*Written problem*. Gather up the lines with the word "документов" in them.

Dataset items:

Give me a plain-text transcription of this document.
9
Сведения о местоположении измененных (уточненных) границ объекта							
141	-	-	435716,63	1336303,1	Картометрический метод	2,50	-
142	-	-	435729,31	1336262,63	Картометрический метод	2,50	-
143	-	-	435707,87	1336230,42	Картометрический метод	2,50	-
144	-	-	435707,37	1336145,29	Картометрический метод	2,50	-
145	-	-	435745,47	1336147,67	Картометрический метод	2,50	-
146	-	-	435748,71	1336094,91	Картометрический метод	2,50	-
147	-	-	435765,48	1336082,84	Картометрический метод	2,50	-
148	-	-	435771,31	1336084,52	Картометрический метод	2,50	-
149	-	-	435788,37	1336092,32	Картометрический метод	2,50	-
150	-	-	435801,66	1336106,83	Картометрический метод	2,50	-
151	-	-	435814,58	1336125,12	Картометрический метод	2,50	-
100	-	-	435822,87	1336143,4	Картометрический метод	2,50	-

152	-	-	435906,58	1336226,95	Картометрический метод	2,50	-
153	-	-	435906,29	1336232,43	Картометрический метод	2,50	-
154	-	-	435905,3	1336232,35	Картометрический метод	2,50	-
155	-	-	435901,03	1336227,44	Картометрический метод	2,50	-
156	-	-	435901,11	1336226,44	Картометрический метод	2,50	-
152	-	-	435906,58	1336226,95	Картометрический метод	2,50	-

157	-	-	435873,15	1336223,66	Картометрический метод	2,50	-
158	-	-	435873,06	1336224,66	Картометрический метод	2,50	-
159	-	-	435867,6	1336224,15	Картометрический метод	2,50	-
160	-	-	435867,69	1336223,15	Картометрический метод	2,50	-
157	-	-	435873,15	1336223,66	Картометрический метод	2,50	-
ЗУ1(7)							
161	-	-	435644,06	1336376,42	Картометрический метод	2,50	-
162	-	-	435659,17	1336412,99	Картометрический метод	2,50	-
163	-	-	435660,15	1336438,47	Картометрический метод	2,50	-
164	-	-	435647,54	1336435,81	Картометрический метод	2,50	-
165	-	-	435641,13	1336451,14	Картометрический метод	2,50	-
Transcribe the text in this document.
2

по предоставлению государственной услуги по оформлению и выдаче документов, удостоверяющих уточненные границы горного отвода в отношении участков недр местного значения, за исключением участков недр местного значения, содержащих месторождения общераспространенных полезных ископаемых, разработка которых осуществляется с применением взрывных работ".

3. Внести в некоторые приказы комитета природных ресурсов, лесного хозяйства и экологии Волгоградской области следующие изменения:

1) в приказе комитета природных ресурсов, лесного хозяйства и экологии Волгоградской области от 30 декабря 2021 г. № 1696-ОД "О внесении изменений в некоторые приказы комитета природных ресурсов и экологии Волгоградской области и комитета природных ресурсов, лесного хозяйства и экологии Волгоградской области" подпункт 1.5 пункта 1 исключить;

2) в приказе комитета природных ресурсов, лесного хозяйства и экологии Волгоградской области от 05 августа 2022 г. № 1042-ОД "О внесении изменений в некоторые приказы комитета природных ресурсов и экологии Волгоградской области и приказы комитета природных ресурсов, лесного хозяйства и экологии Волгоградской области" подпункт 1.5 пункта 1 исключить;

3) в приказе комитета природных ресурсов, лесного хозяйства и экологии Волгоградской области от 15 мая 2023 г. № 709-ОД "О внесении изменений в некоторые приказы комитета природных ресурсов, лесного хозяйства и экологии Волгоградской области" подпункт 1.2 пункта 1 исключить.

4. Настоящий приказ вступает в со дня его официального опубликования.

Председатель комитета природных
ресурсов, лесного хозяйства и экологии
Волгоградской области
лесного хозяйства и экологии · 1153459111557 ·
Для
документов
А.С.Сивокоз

*Expected answer*.
по предоставлению государственной услуги по оформлению и выдаче документов, удостоверяющих уточненные границы горного отвода в отношении участков недр местного значения, за исключением участков недр местного значения, содержащих месторождения общераспространенных полезных ископаемых, разработка которых осуществляется с применением взрывных работ".
документов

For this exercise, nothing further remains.